## The input
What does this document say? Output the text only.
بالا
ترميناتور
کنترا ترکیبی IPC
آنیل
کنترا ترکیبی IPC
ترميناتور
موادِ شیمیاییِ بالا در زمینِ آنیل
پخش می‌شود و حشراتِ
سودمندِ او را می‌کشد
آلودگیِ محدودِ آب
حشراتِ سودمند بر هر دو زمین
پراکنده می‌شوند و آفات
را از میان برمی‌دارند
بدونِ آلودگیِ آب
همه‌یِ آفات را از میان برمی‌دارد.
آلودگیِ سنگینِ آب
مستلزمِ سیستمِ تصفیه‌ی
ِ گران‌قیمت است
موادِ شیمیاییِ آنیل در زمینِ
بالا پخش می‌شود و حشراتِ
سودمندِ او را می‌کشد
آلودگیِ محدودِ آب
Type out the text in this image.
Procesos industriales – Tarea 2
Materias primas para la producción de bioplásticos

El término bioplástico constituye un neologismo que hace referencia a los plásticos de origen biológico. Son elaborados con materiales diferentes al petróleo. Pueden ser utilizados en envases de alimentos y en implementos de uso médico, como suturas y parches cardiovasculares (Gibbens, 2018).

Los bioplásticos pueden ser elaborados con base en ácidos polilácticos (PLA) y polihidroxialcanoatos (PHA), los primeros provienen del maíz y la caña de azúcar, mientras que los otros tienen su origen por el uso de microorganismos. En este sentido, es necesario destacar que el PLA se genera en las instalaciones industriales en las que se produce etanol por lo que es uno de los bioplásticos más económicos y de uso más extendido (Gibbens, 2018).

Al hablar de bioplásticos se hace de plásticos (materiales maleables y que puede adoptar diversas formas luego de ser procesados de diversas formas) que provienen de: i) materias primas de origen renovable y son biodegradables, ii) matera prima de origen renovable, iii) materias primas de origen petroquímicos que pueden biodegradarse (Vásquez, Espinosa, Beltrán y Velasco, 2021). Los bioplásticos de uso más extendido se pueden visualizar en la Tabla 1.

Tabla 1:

## Written exercise
In the listing, find all lines with the string "elaborados" and copy them.

## The completed task
El término bioplástico constituye un neologismo que hace referencia a los plásticos de origen biológico. Son elaborados con materiales diferentes al petróleo. Pueden ser utilizados en envases de alimentos y en implementos de uso médico, como suturas y parches cardiovasculares (Gibbens, 2018).
Los bioplásticos pueden ser elaborados con base en ácidos polilácticos (PLA) y polihidroxialcanoatos (PHA), los primeros provienen del maíz y la caña de azúcar, mientras que los otros tienen su origen por el uso de microorganismos. En este sentido, es necesario destacar que el PLA se genera en las instalaciones industriales en las que se produce etanol por lo que es uno de los bioplásticos más económicos y de uso más extendido (Gibbens, 2018).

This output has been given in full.